• [Collection entries]:
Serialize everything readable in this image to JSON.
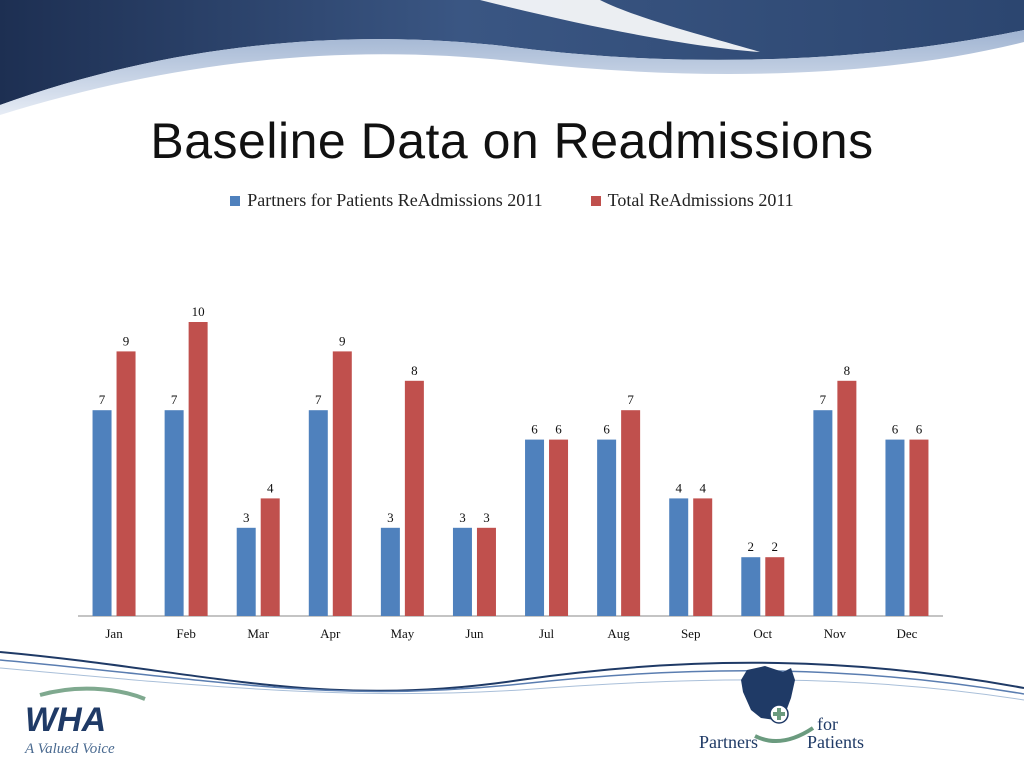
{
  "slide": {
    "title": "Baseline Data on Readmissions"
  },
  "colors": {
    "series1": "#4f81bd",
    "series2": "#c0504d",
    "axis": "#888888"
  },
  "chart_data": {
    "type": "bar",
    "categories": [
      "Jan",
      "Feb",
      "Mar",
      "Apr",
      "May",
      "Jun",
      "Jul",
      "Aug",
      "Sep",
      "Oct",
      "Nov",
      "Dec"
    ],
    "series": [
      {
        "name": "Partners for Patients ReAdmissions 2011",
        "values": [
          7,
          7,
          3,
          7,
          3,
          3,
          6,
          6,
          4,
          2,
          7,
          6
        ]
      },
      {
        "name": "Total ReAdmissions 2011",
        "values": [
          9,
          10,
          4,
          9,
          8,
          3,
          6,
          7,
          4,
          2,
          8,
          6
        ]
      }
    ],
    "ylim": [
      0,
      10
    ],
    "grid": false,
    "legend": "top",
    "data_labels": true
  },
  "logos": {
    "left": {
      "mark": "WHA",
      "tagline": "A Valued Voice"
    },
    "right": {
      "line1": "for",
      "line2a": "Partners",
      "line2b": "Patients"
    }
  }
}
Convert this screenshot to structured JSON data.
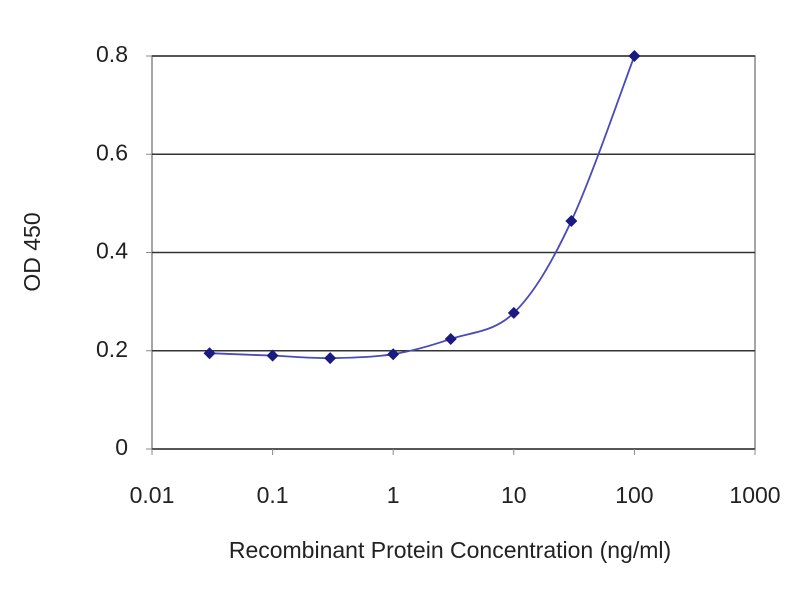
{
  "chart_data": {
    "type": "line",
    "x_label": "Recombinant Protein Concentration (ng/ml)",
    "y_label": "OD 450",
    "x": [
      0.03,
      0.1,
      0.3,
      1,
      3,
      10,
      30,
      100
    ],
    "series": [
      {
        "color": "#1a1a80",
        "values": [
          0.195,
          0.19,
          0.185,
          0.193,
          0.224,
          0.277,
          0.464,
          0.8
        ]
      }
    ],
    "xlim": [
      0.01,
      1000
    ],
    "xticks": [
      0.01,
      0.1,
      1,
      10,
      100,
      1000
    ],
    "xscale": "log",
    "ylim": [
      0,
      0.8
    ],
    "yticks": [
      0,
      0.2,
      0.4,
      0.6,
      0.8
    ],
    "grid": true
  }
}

• [ACTIVITY]: Give back every record precisely as it stands, without the images.

• [SOLUTION]:
Serialize everything readable in this image to JSON.
{
  "slide": {
    "title": "Baseline Data on Readmissions"
  },
  "colors": {
    "series1": "#4f81bd",
    "series2": "#c0504d",
    "axis": "#888888"
  },
  "chart_data": {
    "type": "bar",
    "categories": [
      "Jan",
      "Feb",
      "Mar",
      "Apr",
      "May",
      "Jun",
      "Jul",
      "Aug",
      "Sep",
      "Oct",
      "Nov",
      "Dec"
    ],
    "series": [
      {
        "name": "Partners for Patients ReAdmissions 2011",
        "values": [
          7,
          7,
          3,
          7,
          3,
          3,
          6,
          6,
          4,
          2,
          7,
          6
        ]
      },
      {
        "name": "Total ReAdmissions 2011",
        "values": [
          9,
          10,
          4,
          9,
          8,
          3,
          6,
          7,
          4,
          2,
          8,
          6
        ]
      }
    ],
    "ylim": [
      0,
      10
    ],
    "grid": false,
    "legend": "top",
    "data_labels": true
  },
  "logos": {
    "left": {
      "mark": "WHA",
      "tagline": "A Valued Voice"
    },
    "right": {
      "line1": "for",
      "line2a": "Partners",
      "line2b": "Patients"
    }
  }
}
Convert this screenshot to structured JSON data.
{
  "chart_data": {
    "type": "line",
    "x_label": "Recombinant Protein Concentration (ng/ml)",
    "y_label": "OD 450",
    "x": [
      0.03,
      0.1,
      0.3,
      1,
      3,
      10,
      30,
      100
    ],
    "series": [
      {
        "color": "#1a1a80",
        "values": [
          0.195,
          0.19,
          0.185,
          0.193,
          0.224,
          0.277,
          0.464,
          0.8
        ]
      }
    ],
    "xlim": [
      0.01,
      1000
    ],
    "xticks": [
      0.01,
      0.1,
      1,
      10,
      100,
      1000
    ],
    "xscale": "log",
    "ylim": [
      0,
      0.8
    ],
    "yticks": [
      0,
      0.2,
      0.4,
      0.6,
      0.8
    ],
    "grid": true
  }
}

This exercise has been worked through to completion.